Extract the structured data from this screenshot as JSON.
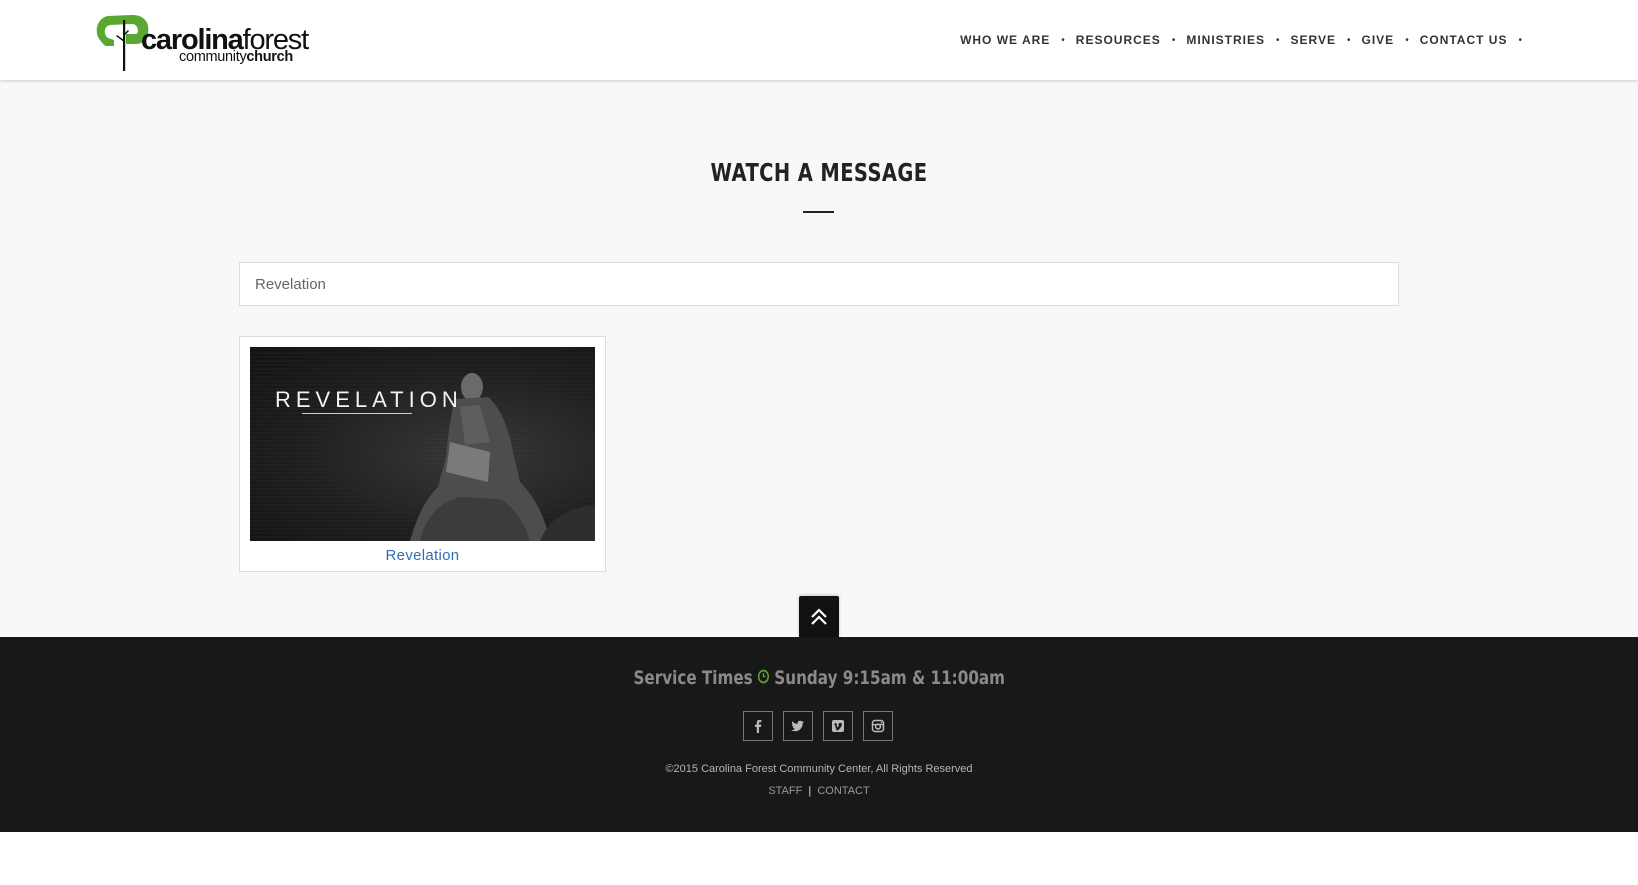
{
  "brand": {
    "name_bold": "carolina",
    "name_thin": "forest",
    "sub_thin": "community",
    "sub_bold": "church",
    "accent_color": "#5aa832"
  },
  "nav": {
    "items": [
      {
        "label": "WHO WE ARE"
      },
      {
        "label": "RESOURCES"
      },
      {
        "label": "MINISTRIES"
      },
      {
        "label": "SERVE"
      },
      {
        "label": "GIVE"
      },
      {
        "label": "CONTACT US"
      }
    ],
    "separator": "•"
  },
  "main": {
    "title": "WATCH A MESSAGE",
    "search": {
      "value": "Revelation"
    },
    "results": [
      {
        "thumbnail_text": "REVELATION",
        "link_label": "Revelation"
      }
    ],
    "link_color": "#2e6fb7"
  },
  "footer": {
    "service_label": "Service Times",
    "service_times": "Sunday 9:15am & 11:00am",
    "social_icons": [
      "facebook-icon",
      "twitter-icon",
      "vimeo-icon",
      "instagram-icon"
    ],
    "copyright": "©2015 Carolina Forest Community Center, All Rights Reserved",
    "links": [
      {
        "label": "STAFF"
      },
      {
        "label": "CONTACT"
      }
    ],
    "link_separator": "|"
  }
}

● ● ●

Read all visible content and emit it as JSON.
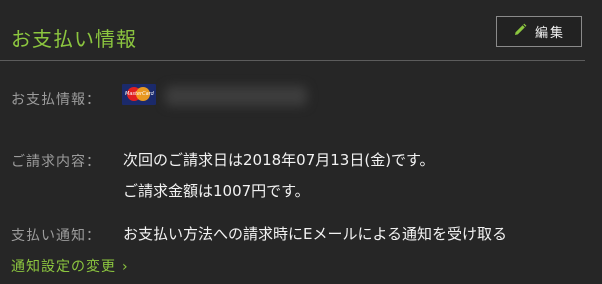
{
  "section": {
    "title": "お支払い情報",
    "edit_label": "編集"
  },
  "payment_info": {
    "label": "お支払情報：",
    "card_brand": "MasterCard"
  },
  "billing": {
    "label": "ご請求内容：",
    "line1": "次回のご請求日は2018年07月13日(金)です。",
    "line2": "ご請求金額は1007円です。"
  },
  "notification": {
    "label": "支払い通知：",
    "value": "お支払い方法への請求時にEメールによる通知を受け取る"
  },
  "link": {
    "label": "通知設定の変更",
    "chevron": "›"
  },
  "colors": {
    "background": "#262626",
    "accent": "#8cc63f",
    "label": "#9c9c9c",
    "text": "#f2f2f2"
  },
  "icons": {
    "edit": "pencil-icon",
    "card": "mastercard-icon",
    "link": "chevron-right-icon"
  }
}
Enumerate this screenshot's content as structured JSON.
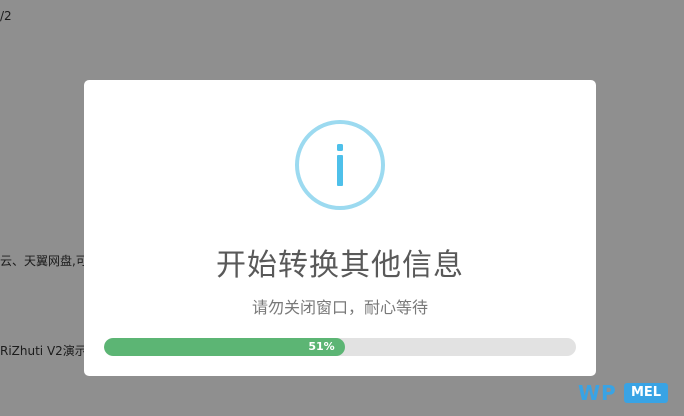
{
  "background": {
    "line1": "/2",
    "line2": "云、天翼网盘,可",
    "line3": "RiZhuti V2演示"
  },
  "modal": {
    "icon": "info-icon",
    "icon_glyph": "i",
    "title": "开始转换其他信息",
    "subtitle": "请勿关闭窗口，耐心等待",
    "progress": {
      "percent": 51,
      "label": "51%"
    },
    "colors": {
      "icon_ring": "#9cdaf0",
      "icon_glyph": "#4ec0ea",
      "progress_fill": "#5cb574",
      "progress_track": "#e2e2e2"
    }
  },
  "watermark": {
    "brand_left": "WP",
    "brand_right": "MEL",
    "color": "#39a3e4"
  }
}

● ● ●

:: Task brief ::
The answer is a single number, the count of lines in the records that contain the string "content".

:: Right answer ::
2